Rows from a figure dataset
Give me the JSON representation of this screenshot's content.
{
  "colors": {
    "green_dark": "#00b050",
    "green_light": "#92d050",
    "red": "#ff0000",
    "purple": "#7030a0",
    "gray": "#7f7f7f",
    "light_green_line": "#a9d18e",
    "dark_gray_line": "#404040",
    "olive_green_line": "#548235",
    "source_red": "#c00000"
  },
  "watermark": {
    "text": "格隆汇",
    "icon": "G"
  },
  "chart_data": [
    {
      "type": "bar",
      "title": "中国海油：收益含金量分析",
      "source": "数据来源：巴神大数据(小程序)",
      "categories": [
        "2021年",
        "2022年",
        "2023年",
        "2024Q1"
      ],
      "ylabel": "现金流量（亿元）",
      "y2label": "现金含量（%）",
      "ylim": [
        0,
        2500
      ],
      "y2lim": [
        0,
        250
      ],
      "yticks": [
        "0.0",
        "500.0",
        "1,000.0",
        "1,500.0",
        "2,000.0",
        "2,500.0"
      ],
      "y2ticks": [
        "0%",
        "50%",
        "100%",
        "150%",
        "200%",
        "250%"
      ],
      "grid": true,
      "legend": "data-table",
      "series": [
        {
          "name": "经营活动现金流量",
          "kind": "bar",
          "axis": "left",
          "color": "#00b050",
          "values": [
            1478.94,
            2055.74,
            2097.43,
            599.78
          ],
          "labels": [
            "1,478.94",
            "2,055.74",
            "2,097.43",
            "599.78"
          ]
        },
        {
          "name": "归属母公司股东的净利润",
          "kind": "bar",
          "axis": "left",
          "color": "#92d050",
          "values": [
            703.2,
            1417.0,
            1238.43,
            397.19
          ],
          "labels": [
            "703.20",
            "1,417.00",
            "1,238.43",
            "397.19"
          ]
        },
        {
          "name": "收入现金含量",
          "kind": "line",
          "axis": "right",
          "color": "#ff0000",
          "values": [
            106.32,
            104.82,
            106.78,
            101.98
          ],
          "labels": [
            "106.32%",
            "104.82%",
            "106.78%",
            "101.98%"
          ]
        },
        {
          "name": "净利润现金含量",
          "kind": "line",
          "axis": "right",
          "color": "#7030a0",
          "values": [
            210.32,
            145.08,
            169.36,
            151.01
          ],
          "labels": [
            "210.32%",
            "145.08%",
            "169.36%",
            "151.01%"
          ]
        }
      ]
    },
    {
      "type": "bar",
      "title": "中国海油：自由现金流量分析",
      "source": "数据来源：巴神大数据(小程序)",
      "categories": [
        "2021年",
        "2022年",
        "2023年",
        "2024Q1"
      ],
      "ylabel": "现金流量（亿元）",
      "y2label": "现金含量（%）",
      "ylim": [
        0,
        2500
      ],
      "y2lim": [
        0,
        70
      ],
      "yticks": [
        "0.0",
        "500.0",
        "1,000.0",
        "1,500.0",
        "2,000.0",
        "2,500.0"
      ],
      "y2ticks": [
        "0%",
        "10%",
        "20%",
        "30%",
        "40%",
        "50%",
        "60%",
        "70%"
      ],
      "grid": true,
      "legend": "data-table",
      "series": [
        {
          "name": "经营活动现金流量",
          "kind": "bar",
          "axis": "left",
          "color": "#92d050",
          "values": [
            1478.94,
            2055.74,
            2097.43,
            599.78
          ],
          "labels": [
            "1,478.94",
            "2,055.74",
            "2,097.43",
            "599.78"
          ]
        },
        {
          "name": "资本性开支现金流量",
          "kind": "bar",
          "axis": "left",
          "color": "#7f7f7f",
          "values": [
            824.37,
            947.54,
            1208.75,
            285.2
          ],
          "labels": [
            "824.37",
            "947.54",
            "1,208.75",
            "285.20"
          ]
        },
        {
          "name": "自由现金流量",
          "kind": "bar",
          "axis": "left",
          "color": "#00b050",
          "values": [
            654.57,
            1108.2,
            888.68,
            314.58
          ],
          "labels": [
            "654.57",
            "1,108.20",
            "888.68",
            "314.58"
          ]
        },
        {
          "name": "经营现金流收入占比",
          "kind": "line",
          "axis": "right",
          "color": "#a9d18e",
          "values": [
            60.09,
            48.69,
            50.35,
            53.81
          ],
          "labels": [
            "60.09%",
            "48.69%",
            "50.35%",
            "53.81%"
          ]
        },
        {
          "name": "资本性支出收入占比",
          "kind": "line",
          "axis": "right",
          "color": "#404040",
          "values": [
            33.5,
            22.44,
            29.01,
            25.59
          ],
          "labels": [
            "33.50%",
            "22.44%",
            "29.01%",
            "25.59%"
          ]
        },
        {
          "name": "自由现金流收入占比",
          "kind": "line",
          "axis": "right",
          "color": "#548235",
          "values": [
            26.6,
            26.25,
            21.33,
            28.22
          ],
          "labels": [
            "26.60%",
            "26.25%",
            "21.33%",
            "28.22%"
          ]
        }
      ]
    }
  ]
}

DIRECTIONS FOR THIS TASK
Print every entry exactly as it appears.

RESULT OF THE TASK
Give me the JSON representation of this screenshot's content.
{
  "colors": {
    "green_dark": "#00b050",
    "green_light": "#92d050",
    "red": "#ff0000",
    "purple": "#7030a0",
    "gray": "#7f7f7f",
    "light_green_line": "#a9d18e",
    "dark_gray_line": "#404040",
    "olive_green_line": "#548235",
    "source_red": "#c00000"
  },
  "watermark": {
    "text": "格隆汇",
    "icon": "G"
  },
  "chart_data": [
    {
      "type": "bar",
      "title": "中国海油：收益含金量分析",
      "source": "数据来源：巴神大数据(小程序)",
      "categories": [
        "2021年",
        "2022年",
        "2023年",
        "2024Q1"
      ],
      "ylabel": "现金流量（亿元）",
      "y2label": "现金含量（%）",
      "ylim": [
        0,
        2500
      ],
      "y2lim": [
        0,
        250
      ],
      "yticks": [
        "0.0",
        "500.0",
        "1,000.0",
        "1,500.0",
        "2,000.0",
        "2,500.0"
      ],
      "y2ticks": [
        "0%",
        "50%",
        "100%",
        "150%",
        "200%",
        "250%"
      ],
      "grid": true,
      "legend": "data-table",
      "series": [
        {
          "name": "经营活动现金流量",
          "kind": "bar",
          "axis": "left",
          "color": "#00b050",
          "values": [
            1478.94,
            2055.74,
            2097.43,
            599.78
          ],
          "labels": [
            "1,478.94",
            "2,055.74",
            "2,097.43",
            "599.78"
          ]
        },
        {
          "name": "归属母公司股东的净利润",
          "kind": "bar",
          "axis": "left",
          "color": "#92d050",
          "values": [
            703.2,
            1417.0,
            1238.43,
            397.19
          ],
          "labels": [
            "703.20",
            "1,417.00",
            "1,238.43",
            "397.19"
          ]
        },
        {
          "name": "收入现金含量",
          "kind": "line",
          "axis": "right",
          "color": "#ff0000",
          "values": [
            106.32,
            104.82,
            106.78,
            101.98
          ],
          "labels": [
            "106.32%",
            "104.82%",
            "106.78%",
            "101.98%"
          ]
        },
        {
          "name": "净利润现金含量",
          "kind": "line",
          "axis": "right",
          "color": "#7030a0",
          "values": [
            210.32,
            145.08,
            169.36,
            151.01
          ],
          "labels": [
            "210.32%",
            "145.08%",
            "169.36%",
            "151.01%"
          ]
        }
      ]
    },
    {
      "type": "bar",
      "title": "中国海油：自由现金流量分析",
      "source": "数据来源：巴神大数据(小程序)",
      "categories": [
        "2021年",
        "2022年",
        "2023年",
        "2024Q1"
      ],
      "ylabel": "现金流量（亿元）",
      "y2label": "现金含量（%）",
      "ylim": [
        0,
        2500
      ],
      "y2lim": [
        0,
        70
      ],
      "yticks": [
        "0.0",
        "500.0",
        "1,000.0",
        "1,500.0",
        "2,000.0",
        "2,500.0"
      ],
      "y2ticks": [
        "0%",
        "10%",
        "20%",
        "30%",
        "40%",
        "50%",
        "60%",
        "70%"
      ],
      "grid": true,
      "legend": "data-table",
      "series": [
        {
          "name": "经营活动现金流量",
          "kind": "bar",
          "axis": "left",
          "color": "#92d050",
          "values": [
            1478.94,
            2055.74,
            2097.43,
            599.78
          ],
          "labels": [
            "1,478.94",
            "2,055.74",
            "2,097.43",
            "599.78"
          ]
        },
        {
          "name": "资本性开支现金流量",
          "kind": "bar",
          "axis": "left",
          "color": "#7f7f7f",
          "values": [
            824.37,
            947.54,
            1208.75,
            285.2
          ],
          "labels": [
            "824.37",
            "947.54",
            "1,208.75",
            "285.20"
          ]
        },
        {
          "name": "自由现金流量",
          "kind": "bar",
          "axis": "left",
          "color": "#00b050",
          "values": [
            654.57,
            1108.2,
            888.68,
            314.58
          ],
          "labels": [
            "654.57",
            "1,108.20",
            "888.68",
            "314.58"
          ]
        },
        {
          "name": "经营现金流收入占比",
          "kind": "line",
          "axis": "right",
          "color": "#a9d18e",
          "values": [
            60.09,
            48.69,
            50.35,
            53.81
          ],
          "labels": [
            "60.09%",
            "48.69%",
            "50.35%",
            "53.81%"
          ]
        },
        {
          "name": "资本性支出收入占比",
          "kind": "line",
          "axis": "right",
          "color": "#404040",
          "values": [
            33.5,
            22.44,
            29.01,
            25.59
          ],
          "labels": [
            "33.50%",
            "22.44%",
            "29.01%",
            "25.59%"
          ]
        },
        {
          "name": "自由现金流收入占比",
          "kind": "line",
          "axis": "right",
          "color": "#548235",
          "values": [
            26.6,
            26.25,
            21.33,
            28.22
          ],
          "labels": [
            "26.60%",
            "26.25%",
            "21.33%",
            "28.22%"
          ]
        }
      ]
    }
  ]
}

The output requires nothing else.